BEGIN Reading text

I've seen an issue like this before and it was because AWS nodes had /etc/resolv.conf that pointed to a 10.0.0.x IP address in the VPC subnet (common), but Docker DNS was getting confused because the subnets of the created overlay(s) would also be in that range.

I'd argue that maybe the default subnet for overlay networks should be changed as it overlaps with a very common internal IP subnet. e.g., the getting started with Amazon VPC guide uses 10.0.0.0/24.

image

At very least this should probably be covered in Docker documentation.

nathanleclaire avatar Feb 17 '17 01:02 nathanleclaire

@sanimej @aboch I'm curious your thoughts on the above ^^

nathanleclaire avatar Feb 17 '17 01:02 nathanleclaire

Thanks @nathanleclaire for your suggestion. However, I am running different subnets for the AWS hosts and the overlay network.

The hosts are running in the subnet 11.0.0.0. Here's the output of /etc/resolve.conf for one of the hosts that can't resolve DNS for containers running on it.

# Dynamic resolv.conf(5) file for glibc resolver(3) generated by resolvconf(8)
#     DO NOT EDIT THIS FILE BY HAND -- YOUR CHANGES WILL BE OVERWRITTEN
nameserver 11.0.0.2
search us-west-2.compute.internal

The docker overlay network runs with the subnet 10.0.10.0/24. docker network inspect output...

[
    {
        "Name": "brain_net",
        "Id": "ip81kx5shqsenzsalo04oxpzk",
        "Created": "2017-02-17T01:34:40.16419404Z",
        "Scope": "swarm",
        "Driver": "overlay",
        "EnableIPv6": false,
        "IPAM": {
            "Driver": "default",
            "Options": null,
            "Config": [
                {
                    "Subnet": "10.0.10.0/24",
                    "Gateway": "10.0.10.1"
                }
            ]
        },
        "Internal": false,
        "Attachable": true,
        "Containers": {
            "86473d760c0ab112adec455c8b65213734d35c8c26f1db0719d40a1f6fd6f61a": {
                "Name": "alpha_gpu_engineer.fk3f2buol2b6azvqap8pdhzup.xatrh8z4dmxncqztiz9i85ls5",
                "EndpointID": "5af3262a75990cda4f6354aa194b57b47f2f888f8e507f6bbfa5e609e2f7490c",
                "MacAddress": "02:42:0a:00:0a:0a",
                "IPv4Address": "10.0.10.10/24",
                "IPv6Address": ""
            }
        },
        "Options": {
            "com.docker.network.driver.overlay.vxlanid_list": "4097"
        },
        "Labels": {},
        "Peers": [
            {
                "Name": "ip-11-0-12-39-aab579cb2196",
                "IP": "11.0.12.39"
            }
        ]
    }
]

Here's the /etc/resolv.conf for one of the containers in the host:

search us-west-2.compute.internal
nameserver 127.0.0.11
options ndots:0

To rule out AWS SGs, I've also completely opened all ports for both UDP and TCP, incoming and outgoing, for the security group all of the nodes run in.

END Reading text

**Tasks**
1. Please rewrite the paragraph of the Docker DNS thread that begins "I've seen an issue like this before" as a short bulleted list, keeping its main facts.
2. In the Docker DNS thread, what nameserver is listed in the /etc/resolv.conf of a container on the host?

BEGIN Data

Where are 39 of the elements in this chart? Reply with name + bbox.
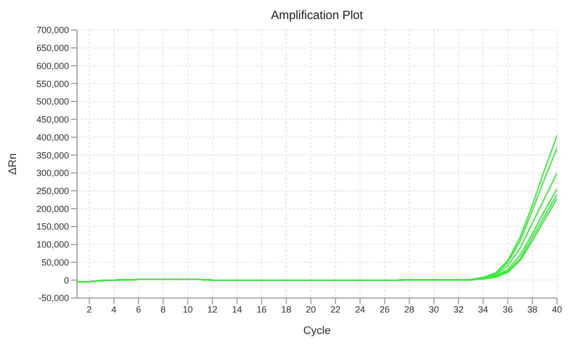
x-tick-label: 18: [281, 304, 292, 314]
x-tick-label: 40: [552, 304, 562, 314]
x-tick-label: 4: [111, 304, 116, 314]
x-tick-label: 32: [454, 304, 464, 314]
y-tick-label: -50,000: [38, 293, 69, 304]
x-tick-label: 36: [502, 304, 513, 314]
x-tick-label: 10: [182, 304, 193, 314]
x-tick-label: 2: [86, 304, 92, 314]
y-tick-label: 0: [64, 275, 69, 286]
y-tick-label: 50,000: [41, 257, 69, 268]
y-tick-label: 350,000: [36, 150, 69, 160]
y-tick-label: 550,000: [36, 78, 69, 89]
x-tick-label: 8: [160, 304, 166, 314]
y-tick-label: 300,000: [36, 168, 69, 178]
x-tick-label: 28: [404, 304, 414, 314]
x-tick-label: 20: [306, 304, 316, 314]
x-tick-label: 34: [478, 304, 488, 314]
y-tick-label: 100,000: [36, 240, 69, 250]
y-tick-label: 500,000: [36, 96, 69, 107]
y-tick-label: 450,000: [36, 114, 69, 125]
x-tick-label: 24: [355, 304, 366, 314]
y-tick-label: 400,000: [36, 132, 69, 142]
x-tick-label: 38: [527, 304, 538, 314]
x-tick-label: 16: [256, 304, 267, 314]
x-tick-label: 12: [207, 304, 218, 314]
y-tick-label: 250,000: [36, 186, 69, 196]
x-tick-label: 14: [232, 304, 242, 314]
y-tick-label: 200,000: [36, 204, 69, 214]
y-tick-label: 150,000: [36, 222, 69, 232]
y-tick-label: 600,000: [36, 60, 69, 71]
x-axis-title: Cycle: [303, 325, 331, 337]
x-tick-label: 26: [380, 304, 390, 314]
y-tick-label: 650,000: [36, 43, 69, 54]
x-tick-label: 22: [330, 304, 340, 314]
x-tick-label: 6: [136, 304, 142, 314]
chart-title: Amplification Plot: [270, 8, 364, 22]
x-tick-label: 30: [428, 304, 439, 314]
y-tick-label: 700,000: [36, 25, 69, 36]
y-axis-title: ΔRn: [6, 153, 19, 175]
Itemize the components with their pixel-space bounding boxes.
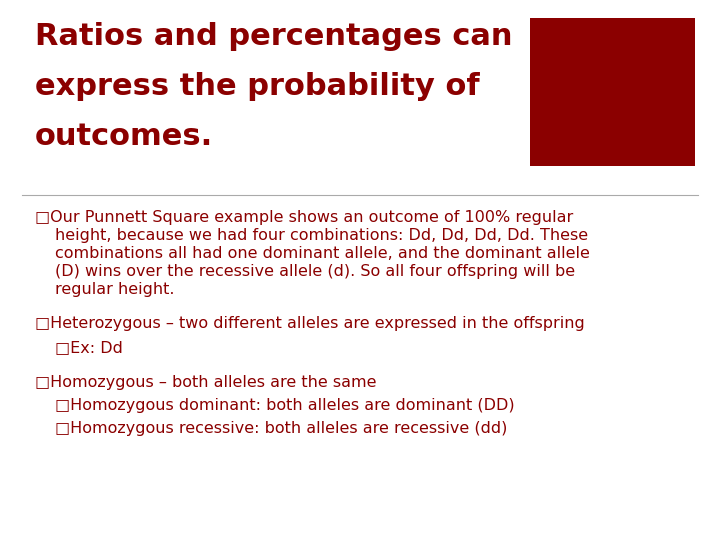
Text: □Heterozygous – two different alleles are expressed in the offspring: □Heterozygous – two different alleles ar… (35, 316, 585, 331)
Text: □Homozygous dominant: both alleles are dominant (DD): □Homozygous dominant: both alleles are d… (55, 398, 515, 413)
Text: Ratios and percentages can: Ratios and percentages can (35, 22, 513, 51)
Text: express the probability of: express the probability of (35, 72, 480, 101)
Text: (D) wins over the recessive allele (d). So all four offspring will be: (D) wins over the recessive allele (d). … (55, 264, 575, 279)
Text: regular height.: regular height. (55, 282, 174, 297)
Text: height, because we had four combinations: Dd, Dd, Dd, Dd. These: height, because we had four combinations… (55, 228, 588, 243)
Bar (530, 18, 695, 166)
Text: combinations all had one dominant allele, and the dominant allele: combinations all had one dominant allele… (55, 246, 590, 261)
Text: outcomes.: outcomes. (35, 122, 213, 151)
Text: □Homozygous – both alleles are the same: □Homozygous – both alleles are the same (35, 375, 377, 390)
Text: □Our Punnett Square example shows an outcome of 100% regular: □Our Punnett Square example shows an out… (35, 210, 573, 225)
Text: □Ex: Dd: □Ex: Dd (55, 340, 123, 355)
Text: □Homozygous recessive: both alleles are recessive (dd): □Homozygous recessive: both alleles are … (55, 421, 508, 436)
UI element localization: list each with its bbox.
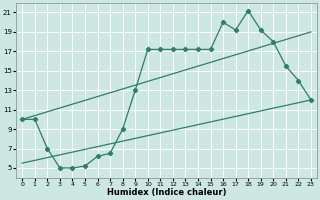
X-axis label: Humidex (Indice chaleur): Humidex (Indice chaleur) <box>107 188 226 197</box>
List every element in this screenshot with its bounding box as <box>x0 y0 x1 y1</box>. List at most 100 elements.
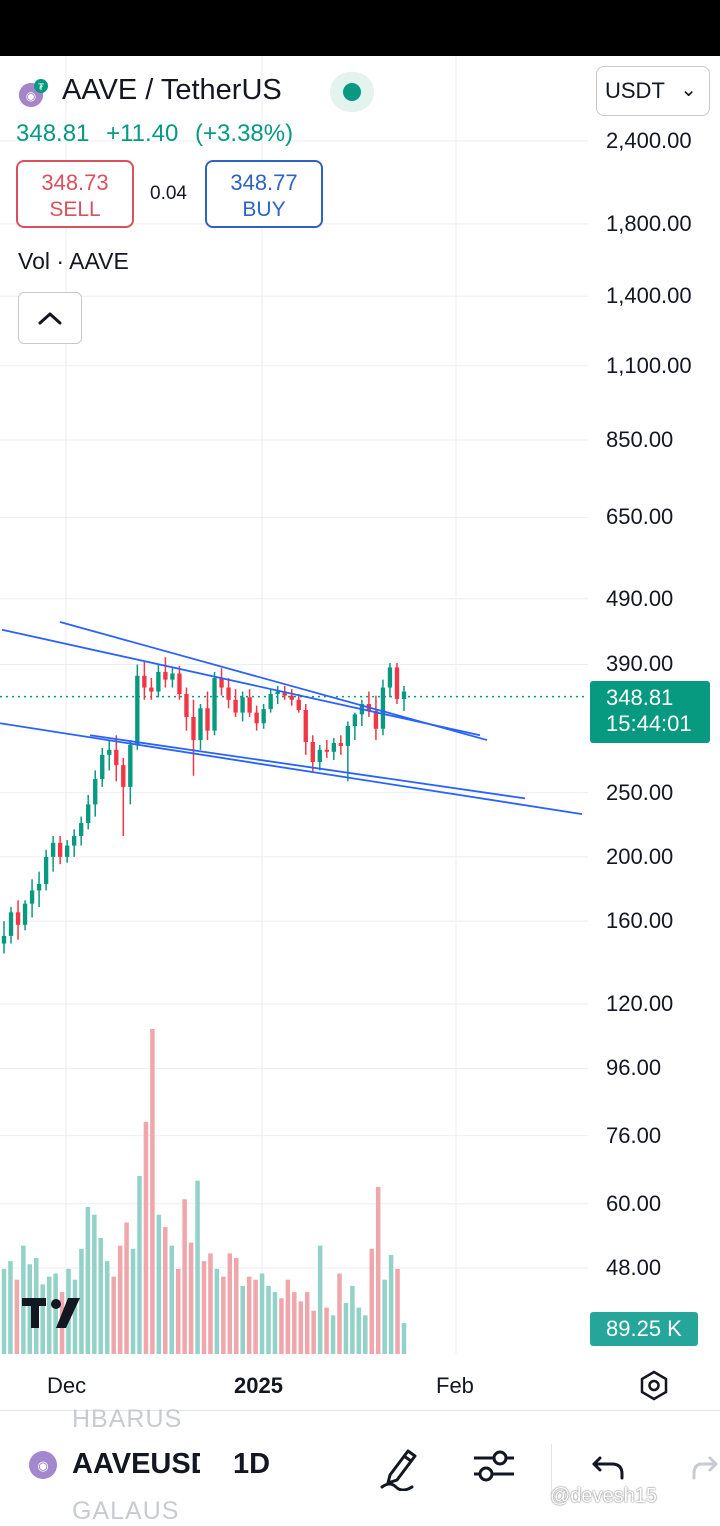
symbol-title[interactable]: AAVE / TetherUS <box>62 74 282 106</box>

END Data

**Solution set**
1.
- A similar issue had been seen before.
- AWS nodes had an /etc/resolv.conf pointing to a 10.0.0.x IP address in the VPC subnet, which is common.
- Docker DNS got confused because the subnets of the created overlays were also in that range.

2. 127.0.0.11